However, I still don't know if it ends there! OK, we now have leaf nodes that are blended correctly, but do we need to apply blends at the higher level min/max that join them together? Or does it all work itself out? I don't know.
And I won't find out for a little while because I still haven't successfully stumbled across the correct algorithm for deciding where to apply the distributivity rewriting rule. But resolving the tree rewriting algorithm is my current focus, I hope to get it working this week. Btw if you know the correct algorithm please email it to me, thanks.
Tools
Volume, mass, centre of mass
There is a neat way to calculate volume, mass, and centre of mass, if you can take integrals.
For your distance function f(p), define g(p) = f(p) < 0 ? 1 : 0, but with a smooth approximation of the ternary operator (e.g. smoothstep instead of step, with whatever sharpness you think is appropriate for your desired precision level).
Integrate g(p) over all space (e.g. over your bounding box). The result of the integral is the volume of your object in O(1)!
If the object is all one material then you get mass by multiplying by density. If it has multiple materials, then propagate them up your expression tree the same way as you handle colours and surface ids, and then h(p) = f(p).dist < 0 ? : f(p).density : 0.
Integrate h(p) to find mass.
And you can binary search within your bounding box, for each axis in turn, to find the point that has 50% of the mass on either side. That point is the centre of mass, found in O(lg N) where N is the level of precision you want (e.g. to find the centre of mass in each axis to 1 millionth (N=106) of the bounding box side length would take 20 steps).
But... this is another place where the maths "just isn't that neat". Automatic integration isn't nearly as straightforward as automatic differentiation. So I think we'd need to use a numerical method to compute the integral. It would look nearly the same as I described above, except multiply everything by O(N^3).
But I think Mathematica can compute integrals analytically, so it is probably possible.
Surface texturing
Surface texturing is something I'm really excited about. We can permute the distance field according to any arbitrary function we define.
Currently I have surface texturing with a "Distance Deform" operator:
That adds a "random" texture to the surface, by multiplying together a bunch of random trigonometric functions applied to the point in space and adding the result to the child distance field.
But instead of just adding random texture, or other procedural textures, we could load an image file and send it to the GPU as a 2d texture, and then extrude it along (say) the Z axis, and tile infinitely in X and Y, scale it etc., and then deform the distance field according to the (interpolated) value of the image.
As an example you could make a 2d SDF of a "checkerplate" texture and have it apply to parts of your model as distance deformations. Adding massively-repeating fine-detail textures in this way is something that is easy with F-Reps but really hard with B-Reps.

-- Exercise 1 --
From the distance-field modeling post, extract the passage starting at "And you can" and ending at "everything by O(N^3).", word for word.

-- Records provided --

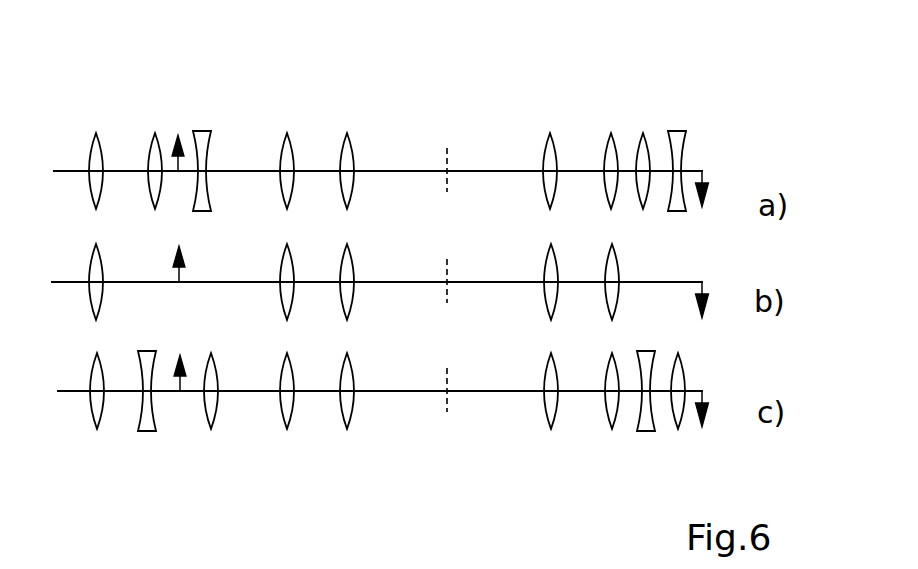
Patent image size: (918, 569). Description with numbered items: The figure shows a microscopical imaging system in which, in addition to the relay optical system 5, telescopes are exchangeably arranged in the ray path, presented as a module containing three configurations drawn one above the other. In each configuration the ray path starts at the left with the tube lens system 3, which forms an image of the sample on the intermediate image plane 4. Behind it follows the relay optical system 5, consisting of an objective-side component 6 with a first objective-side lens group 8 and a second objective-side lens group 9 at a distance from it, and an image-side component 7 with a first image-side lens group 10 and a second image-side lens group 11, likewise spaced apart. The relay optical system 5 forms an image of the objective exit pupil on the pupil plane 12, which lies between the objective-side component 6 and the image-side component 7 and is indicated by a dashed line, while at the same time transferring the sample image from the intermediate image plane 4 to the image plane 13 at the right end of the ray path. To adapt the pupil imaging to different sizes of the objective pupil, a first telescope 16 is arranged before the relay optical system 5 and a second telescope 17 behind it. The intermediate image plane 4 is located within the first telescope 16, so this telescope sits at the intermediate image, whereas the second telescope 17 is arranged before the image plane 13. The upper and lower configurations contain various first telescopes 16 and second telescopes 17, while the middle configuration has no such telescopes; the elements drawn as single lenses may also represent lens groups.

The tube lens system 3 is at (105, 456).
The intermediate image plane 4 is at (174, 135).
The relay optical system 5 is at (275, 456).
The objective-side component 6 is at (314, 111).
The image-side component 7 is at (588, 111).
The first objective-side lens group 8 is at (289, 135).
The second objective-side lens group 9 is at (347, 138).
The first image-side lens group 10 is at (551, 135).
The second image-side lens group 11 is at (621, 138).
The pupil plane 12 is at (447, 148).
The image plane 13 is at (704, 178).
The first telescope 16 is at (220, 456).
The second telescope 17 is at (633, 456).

-- Exercise 2 --
Please copy the whole listing above exactly, line for line, and leave the pictures out of your answer.

-- Expected answer 1 --
And you can binary search within your bounding box, for each axis in turn, to find the point that has 50% of the mass on either side. That point is the centre of mass, found in O(lg N) where N is the level of precision you want (e.g. to find the centre of mass in each axis to 1 millionth (N=106) of the bounding box side length would take 20 steps).
But... this is another place where the maths "just isn't that neat". Automatic integration isn't nearly as straightforward as automatic differentiation. So I think we'd need to use a numerical method to compute the integral. It would look nearly the same as I described above, except multiply everything by O(N^3).

-- Expected answer 2 --
Patent image size: (918, 569). Description with numbered items: The figure shows a microscopical imaging system in which, in addition to the relay optical system 5, telescopes are exchangeably arranged in the ray path, presented as a module containing three configurations drawn one above the other. In each configuration the ray path starts at the left with the tube lens system 3, which forms an image of the sample on the intermediate image plane 4. Behind it follows the relay optical system 5, consisting of an objective-side component 6 with a first objective-side lens group 8 and a second objective-side lens group 9 at a distance from it, and an image-side component 7 with a first image-side lens group 10 and a second image-side lens group 11, likewise spaced apart. The relay optical system 5 forms an image of the objective exit pupil on the pupil plane 12, which lies between the objective-side component 6 and the image-side component 7 and is indicated by a dashed line, while at the same time transferring the sample image from the intermediate image plane 4 to the image plane 13 at the right end of the ray path. To adapt the pupil imaging to different sizes of the objective pupil, a first telescope 16 is arranged before the relay optical system 5 and a second telescope 17 behind it. The intermediate image plane 4 is located within the first telescope 16, so this telescope sits at the intermediate image, whereas the second telescope 17 is arranged before the image plane 13. The upper and lower configurations contain various first telescopes 16 and second telescopes 17, while the middle configuration has no such telescopes; the elements drawn as single lenses may also represent lens groups.

The tube lens system 3 is at (105, 456).
The intermediate image plane 4 is at (174, 135).
The relay optical system 5 is at (275, 456).
The objective-side component 6 is at (314, 111).
The image-side component 7 is at (588, 111).
The first objective-side lens group 8 is at (289, 135).
The second objective-side lens group 9 is at (347, 138).
The first image-side lens group 10 is at (551, 135).
The second image-side lens group 11 is at (621, 138).
The pupil plane 12 is at (447, 148).
The image plane 13 is at (704, 178).
The first telescope 16 is at (220, 456).
The second telescope 17 is at (633, 456).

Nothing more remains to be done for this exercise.